• [SELECTED PASSAGE]
A tough but kindly cosmos

2008-12-18 00:00

For most visitors, Cape Town’s V&A Waterfront is a hub of shops, restaurants, fancy hotels and the ferry to Robben Island. Or it is a place to stroll about watching the busy small craft on a sunny day, with Table Mountain as a stunning backdrop.

For me, however, it brings back vivid memories of an applied ethics mini-course at the University of Cape Town Graduate School of Business, run some years ago by Dr Rush Kidder, a leading voice from the United States in the global ethics movement.

I especially relished his opening exercise for our group. He asked us whether we thought the moral barometer in South Africa was rising or falling and got us to list the evidence. In other words, what is winning, the good or the bad?

As we near the end of a year with so much negative news, it lifts the soul to revisit the moral barometer and remember the good things as well. Nobody doubts that there is much that has gone gravely wrong: the financial and Zimbabwean meltdowns, politicians whose moral compass has ceased to function, bad service delivery, a looming water crisis, retrenchments and more.

But what about the positive things? Top of my list is the turn-around in U.S. politics with Barack Obama’s win and with it the end of the loathsome reign of the neo-cons — that hawkish gang of George W. Bush buddies who believe in a U.S. empire dominating the world, by force if necessary, until kingdom come.

• [REQUIRED WORK]
- a) In the piece on South Africa's moral barometer, what does the V&A Waterfront serve as a hub of for most visitors? List every one.
- b) According to the piece on South Africa's moral barometer, who ran the applied ethics mini-course at the University of Cape Town Graduate School of Business?

• [PROVIDED DATA]
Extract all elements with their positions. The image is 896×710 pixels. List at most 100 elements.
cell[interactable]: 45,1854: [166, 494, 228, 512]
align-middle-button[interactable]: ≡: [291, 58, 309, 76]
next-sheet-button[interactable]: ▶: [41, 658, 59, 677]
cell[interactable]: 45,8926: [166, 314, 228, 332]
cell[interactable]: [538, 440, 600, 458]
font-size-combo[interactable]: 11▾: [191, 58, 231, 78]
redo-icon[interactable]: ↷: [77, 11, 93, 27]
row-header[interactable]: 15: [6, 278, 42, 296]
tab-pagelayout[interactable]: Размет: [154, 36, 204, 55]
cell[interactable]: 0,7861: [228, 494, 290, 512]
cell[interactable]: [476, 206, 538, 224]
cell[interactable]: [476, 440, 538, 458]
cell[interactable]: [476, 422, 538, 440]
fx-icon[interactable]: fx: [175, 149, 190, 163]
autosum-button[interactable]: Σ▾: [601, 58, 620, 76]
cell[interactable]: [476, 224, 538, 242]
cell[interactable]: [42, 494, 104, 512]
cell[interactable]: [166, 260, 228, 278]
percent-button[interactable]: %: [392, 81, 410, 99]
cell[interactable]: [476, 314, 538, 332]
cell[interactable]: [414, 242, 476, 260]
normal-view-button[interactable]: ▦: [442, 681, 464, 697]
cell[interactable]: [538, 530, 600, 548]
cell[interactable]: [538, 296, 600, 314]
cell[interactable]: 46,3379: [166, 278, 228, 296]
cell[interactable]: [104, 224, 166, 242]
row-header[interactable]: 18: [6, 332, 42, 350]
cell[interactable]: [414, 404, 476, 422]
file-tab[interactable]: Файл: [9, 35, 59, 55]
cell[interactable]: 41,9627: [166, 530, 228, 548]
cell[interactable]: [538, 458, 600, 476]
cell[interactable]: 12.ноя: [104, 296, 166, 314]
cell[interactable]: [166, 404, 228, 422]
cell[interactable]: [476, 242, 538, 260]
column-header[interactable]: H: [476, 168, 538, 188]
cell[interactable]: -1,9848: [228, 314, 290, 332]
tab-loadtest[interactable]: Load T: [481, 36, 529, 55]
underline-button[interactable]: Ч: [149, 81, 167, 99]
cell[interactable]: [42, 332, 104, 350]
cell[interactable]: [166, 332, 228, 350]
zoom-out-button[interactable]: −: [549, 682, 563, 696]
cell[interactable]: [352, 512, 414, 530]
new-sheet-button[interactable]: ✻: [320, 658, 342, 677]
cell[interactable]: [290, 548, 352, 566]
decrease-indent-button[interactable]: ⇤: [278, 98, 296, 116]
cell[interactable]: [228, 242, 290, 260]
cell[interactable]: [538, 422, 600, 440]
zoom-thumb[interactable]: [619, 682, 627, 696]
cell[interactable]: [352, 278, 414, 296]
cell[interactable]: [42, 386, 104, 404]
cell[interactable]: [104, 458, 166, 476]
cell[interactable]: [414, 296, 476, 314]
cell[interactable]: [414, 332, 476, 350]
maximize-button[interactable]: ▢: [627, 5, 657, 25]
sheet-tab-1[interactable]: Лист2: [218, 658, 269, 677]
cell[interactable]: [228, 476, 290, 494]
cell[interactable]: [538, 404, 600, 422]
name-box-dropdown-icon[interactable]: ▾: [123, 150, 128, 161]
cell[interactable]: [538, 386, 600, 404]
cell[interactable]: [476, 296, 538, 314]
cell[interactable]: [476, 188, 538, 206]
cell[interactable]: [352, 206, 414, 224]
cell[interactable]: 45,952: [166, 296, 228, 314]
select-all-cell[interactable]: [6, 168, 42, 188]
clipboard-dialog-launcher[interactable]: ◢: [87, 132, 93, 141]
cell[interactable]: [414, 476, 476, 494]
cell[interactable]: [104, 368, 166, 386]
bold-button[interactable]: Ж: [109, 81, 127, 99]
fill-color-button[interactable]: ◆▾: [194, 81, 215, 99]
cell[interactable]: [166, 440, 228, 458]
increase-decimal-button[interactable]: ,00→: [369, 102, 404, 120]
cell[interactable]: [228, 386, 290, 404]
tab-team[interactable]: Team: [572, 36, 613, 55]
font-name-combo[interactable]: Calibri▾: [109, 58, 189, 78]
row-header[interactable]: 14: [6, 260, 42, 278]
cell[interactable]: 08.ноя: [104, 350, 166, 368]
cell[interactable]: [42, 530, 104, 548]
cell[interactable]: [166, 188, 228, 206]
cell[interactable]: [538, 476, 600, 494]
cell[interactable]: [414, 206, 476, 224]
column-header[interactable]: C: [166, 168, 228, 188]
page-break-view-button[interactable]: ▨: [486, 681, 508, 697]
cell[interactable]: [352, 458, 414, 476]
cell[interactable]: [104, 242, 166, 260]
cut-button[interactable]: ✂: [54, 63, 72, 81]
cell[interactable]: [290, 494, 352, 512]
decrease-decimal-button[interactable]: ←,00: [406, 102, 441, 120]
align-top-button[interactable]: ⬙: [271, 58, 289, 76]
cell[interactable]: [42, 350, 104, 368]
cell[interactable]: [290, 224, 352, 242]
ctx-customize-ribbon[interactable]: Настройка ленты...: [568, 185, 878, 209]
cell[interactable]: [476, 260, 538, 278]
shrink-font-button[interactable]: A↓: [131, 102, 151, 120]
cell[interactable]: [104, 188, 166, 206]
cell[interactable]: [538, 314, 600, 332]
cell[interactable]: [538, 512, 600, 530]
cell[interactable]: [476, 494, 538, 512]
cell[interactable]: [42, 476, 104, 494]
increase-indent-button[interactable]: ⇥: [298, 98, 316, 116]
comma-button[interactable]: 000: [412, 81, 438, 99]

• [WRITTEN RESPONSES]
- a) Shops, restaurants, fancy hotels and the ferry to Robben Island.

- b) Dr Rush Kidder.